OPGAVE 1:
Zet de vermeldingen om in een genummerde lijst, beginnend bij het begin van de vermeldingen en eindigend bij de regel met "page-title-privacy: 隐私 bbox=[49, 40, 77, 56]", beide meegerekend. Laat lege regels weg.

TEKSTFRAGMENT:
----------

4.3.Toepassing van deze jurisprudentie leidt in het onderhavige geval tot de volgende conclusies:

  • er is sprake van huurkoop;

  • er is geen sprake van dwaling, misleidende reclame en/of misbruik van omstandigheden; evenmin is er sprake van (ver)nietig(baar)heid krachtens de Wck;

  • Dexia heeft haar bijzondere zorgplichten geschonden, in elk geval de waarschuwingsplicht, en daardoor onrechtmatig gehandeld;

  • [gedaagde] heeft schade geleden, bestaande uit betaalde termijnen;

  • er is voldoende causaal verband aanwezig tussen de hiervoor bedoelde schade en de onrechtmatige daad van Dexia.

de verklaring voor recht en afwachten van ontwikkelingen in de jurisprudentie

4.4.Dexia vordert onder meer een verklaring voor recht die ertoe strekt het niet-bestaan van een recht vast te stellen. In haar visie is zij niets meer aan [gedaagde] verschuldigd.

----------

AANGELEVERDE VERMELDINGEN:

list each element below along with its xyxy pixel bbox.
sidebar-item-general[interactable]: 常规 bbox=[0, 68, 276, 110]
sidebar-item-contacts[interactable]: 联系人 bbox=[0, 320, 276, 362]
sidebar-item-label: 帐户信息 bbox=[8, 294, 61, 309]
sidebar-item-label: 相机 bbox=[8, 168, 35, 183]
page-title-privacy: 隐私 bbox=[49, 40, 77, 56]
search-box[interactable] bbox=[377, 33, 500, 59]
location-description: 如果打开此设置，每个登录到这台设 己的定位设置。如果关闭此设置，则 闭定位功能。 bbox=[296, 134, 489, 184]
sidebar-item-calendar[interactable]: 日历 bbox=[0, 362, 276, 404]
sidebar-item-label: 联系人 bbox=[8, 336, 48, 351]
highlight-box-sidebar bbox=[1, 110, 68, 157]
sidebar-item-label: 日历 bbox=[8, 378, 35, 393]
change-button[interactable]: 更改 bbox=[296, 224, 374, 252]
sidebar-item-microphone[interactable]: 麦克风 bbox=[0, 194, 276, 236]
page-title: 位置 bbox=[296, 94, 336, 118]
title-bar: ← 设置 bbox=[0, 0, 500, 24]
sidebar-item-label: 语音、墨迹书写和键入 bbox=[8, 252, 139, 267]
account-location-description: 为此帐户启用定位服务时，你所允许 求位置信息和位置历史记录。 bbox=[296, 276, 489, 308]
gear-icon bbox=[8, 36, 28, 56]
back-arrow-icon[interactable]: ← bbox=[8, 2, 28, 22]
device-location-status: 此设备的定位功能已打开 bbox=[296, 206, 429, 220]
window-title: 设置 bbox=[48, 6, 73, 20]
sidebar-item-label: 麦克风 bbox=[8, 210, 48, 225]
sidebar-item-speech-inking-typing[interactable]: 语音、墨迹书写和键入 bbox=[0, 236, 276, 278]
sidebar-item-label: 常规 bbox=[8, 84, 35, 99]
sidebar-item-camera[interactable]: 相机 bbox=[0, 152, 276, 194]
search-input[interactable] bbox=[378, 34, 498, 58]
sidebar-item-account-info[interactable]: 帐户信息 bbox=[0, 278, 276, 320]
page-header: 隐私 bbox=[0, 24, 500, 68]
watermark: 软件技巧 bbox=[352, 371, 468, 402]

----------

OPGAVE 2:
Geef uit het tekstfragment letterlijk het stuk terug dat begint bij "4.3.Toepassing van deze" en eindigt bij "daad van Dexia.".

UITWERKING 1:
1. list each element below along with its xyxy pixel bbox.
2. sidebar-item-general[interactable]: 常规 bbox=[0, 68, 276, 110]
3. sidebar-item-contacts[interactable]: 联系人 bbox=[0, 320, 276, 362]
4. sidebar-item-label: 帐户信息 bbox=[8, 294, 61, 309]
5. sidebar-item-label: 相机 bbox=[8, 168, 35, 183]
6. page-title-privacy: 隐私 bbox=[49, 40, 77, 56]

UITWERKING 2:
4.3.Toepassing van deze jurisprudentie leidt in het onderhavige geval tot de volgende conclusies:

  • er is sprake van huurkoop;

  • er is geen sprake van dwaling, misleidende reclame en/of misbruik van omstandigheden; evenmin is er sprake van (ver)nietig(baar)heid krachtens de Wck;

  • Dexia heeft haar bijzondere zorgplichten geschonden, in elk geval de waarschuwingsplicht, en daardoor onrechtmatig gehandeld;

  • [gedaagde] heeft schade geleden, bestaande uit betaalde termijnen;

  • er is voldoende causaal verband aanwezig tussen de hiervoor bedoelde schade en de onrechtmatige daad van Dexia.